## What this task involves
Check every line of the material below for the string "Date", and return the ones that have it.

* begin Records supplied *

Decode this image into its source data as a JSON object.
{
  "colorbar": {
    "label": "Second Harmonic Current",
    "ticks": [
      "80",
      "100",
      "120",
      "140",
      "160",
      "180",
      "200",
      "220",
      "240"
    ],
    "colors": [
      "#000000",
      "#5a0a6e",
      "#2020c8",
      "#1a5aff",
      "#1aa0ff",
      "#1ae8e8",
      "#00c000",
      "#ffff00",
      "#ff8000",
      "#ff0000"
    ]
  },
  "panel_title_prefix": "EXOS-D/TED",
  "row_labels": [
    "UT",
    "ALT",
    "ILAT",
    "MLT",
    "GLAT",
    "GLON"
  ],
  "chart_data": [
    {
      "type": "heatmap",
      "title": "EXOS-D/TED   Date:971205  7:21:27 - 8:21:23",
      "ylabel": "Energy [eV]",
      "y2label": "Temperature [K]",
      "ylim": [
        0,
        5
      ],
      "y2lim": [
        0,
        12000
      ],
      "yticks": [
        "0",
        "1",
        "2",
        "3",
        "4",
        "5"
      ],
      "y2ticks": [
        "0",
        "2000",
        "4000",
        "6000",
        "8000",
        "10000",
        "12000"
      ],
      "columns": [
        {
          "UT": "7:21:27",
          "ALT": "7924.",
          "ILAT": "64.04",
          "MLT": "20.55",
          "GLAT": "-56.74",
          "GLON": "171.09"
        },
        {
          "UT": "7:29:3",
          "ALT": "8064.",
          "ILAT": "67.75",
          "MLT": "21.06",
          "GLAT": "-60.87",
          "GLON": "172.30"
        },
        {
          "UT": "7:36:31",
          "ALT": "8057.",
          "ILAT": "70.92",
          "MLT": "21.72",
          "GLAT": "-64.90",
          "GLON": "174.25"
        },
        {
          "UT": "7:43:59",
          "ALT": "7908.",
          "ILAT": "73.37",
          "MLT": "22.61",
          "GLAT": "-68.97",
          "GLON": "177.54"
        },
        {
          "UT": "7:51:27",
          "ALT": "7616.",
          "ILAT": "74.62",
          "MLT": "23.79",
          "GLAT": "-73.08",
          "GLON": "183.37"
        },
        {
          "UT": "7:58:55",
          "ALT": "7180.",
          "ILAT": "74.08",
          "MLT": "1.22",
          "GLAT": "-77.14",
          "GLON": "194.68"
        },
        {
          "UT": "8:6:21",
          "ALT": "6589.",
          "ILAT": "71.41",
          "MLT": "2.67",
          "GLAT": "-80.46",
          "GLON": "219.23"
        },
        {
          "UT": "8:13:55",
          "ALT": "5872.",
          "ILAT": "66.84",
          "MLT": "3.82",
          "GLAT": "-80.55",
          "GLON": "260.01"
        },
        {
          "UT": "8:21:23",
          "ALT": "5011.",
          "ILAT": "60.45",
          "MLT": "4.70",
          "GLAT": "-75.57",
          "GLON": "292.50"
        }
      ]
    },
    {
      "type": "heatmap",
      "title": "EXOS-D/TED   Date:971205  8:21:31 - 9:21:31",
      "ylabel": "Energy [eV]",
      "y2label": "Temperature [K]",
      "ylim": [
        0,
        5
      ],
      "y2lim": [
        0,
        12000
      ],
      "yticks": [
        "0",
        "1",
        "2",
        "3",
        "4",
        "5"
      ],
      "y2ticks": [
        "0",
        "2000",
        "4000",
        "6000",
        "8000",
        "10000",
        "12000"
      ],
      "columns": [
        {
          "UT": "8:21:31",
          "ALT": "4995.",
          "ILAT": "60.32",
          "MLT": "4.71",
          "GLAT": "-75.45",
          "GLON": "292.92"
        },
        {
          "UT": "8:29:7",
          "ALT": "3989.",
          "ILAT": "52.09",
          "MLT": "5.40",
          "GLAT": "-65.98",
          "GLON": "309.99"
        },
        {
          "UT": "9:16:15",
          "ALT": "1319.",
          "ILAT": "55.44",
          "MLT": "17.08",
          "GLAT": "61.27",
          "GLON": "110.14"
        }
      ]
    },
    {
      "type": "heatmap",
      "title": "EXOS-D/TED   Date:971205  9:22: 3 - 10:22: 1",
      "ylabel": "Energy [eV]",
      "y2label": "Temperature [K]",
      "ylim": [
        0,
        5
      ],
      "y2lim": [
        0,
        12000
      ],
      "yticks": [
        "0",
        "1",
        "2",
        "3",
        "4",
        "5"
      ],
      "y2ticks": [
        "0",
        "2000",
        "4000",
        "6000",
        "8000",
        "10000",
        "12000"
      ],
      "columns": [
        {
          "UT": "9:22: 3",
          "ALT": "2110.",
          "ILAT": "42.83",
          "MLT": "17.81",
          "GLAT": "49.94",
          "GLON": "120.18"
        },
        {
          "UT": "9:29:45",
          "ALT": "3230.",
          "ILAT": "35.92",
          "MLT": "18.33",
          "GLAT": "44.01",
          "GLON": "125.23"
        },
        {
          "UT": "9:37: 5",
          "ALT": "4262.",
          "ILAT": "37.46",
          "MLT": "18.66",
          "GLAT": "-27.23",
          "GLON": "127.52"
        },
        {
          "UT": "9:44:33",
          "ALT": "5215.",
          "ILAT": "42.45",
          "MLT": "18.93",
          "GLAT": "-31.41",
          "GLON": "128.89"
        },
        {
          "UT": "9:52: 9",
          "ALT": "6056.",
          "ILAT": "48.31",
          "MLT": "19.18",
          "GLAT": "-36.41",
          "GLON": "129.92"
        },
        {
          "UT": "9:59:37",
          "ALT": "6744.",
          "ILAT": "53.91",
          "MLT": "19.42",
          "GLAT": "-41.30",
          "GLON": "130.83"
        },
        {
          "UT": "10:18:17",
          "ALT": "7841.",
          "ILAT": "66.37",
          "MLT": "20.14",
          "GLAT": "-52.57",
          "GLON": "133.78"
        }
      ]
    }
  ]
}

* end Records supplied *

## Answer in full
      "title": "EXOS-D/TED   Date:971205  7:21:27 - 8:21:23",
      "title": "EXOS-D/TED   Date:971205  8:21:31 - 9:21:31",
      "title": "EXOS-D/TED   Date:971205  9:22: 3 - 10:22: 1",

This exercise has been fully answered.